▶ **Page**

= = = =

L’état général des prisons : l’encellulement individuel, un objectif sans cesse repoussé. Vers un débat européen sur les pratiques pénitentiaires ?

En avril 2014, l’ancien Contrôleur général des lieux de privation de liberté en France, Jean-Marie Delarue, a fait valoir dans son avis relatif à l’encellulement individuel que ce principe visait «à offrir, à chaque personne incarcérée, un espace où elle se trouve protégée d’autrui et où elle peut donc ainsi préserver son intimité et se soustraire, dans cette surface, aux violences et aux menaces des rapports sociaux en prison. » Cette conception rejoint celle du Conseil de l’Europe et transparaît d’ailleurs dans ses Règles pénitentiaires européennes. Ces règles, partie intégrante de la Recommandation du 11 janvier 2006, n’ont pas de valeur juridique contraignante et ont vocation à inciter les États membres du Conseil de l’Europe à les mettre en oeuvre, plus qu’à les contraindre. Parmi, ces règles, quatre concernent directement le principe de l’encellulement individuel :

« 18.5 Chaque détenu doit en principe être logé pendant la nuit dans une cellule individuelle, sauf lorsqu’il est considéré comme préférable pour lui qu’il cohabite avec d’autres détenus.

= = = =

▶ **Données enregistrées**
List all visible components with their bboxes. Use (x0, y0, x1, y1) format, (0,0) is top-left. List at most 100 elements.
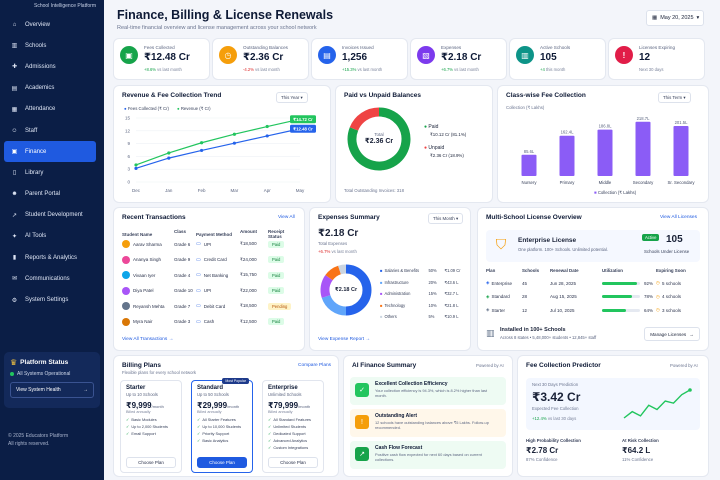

= = = =

▶ **Liste des tâches**
a. D'après le texte sur l'encellulement individuel, de quand date la Recommandation dont les Règles pénitentiaires européennes font partie ?
b. Selon le texte sur l'encellulement individuel, quel but l'avis d'avril 2014 donne-t-il à ce principe ? Répondez en une à trois phrases.
c. Rédigez la suite du texte sur l'encellulement individuel.
Le listing n'a aucun rapport avec le texte sur l'encellulement individuel.

▶ **Réponses par tâche**
a. Elle date du 11 janvier 2006.

b. D'après l'avis de Jean-Marie Delarue, l'encellulement individuel vise à offrir à chaque personne incarcérée un espace où elle est protégée d'autrui. Elle peut ainsi y préserver son intimité et échapper aux violences et aux menaces des rapports sociaux en prison.

c.
18.6 Une cellule doit être partagée uniquement si elle est adaptée à un usage collectif et doit être occupée par des détenus reconnus aptes à cohabiter.

18.7 Dans la mesure du possible, les détenus doivent pouvoir choisir avant d’être contraints de partager une cellule pendant la nuit.

  1. Autant que possible, les prévenus doivent avoir le choix de disposer d’une cellule individuelle, sauf s’il est considéré comme préférable qu’ils cohabitent avec d’autres prévenus ou si un tribunal a ordonné des conditions spécifiques d’hébergement

Si l’encellulement individuel ne figure pas en tant que tel dans la jurisprudence de la Cour européenne des droits de l’homme, cette dernière opère un contrôle des conditions de détention sur la base de l’article 3 de la Convention européenne de sauvegarde des droits de l’homme et des libertés fondamentales qui stipule : « Nul ne peut être soumis à la torture ni à des peines ou traitements inhumains ou dégradants. » L’encellulement collectif dans des cellules inadaptées, en raison d’une surpopulation carcérale, peut être envisagé par le Cour comme un traitement dégradant, à l’image de l’arrêt du 25 avril 2013 (Canali c. France).

Si l’on regarde du côté de l’Union européenne, le Parlement européen a dénoncé l’état « alarmant » des prisons européennes dans une Résolution du 15 décembre 2011. Les députés demandaient déjà des mesures pour protéger les droits fondamentaux des détenus ainsi que des normes communes minimales pour les conditions de détention dans tous les pays de l’Union. Depuis lors, aucune suite n’a été donnée au texte.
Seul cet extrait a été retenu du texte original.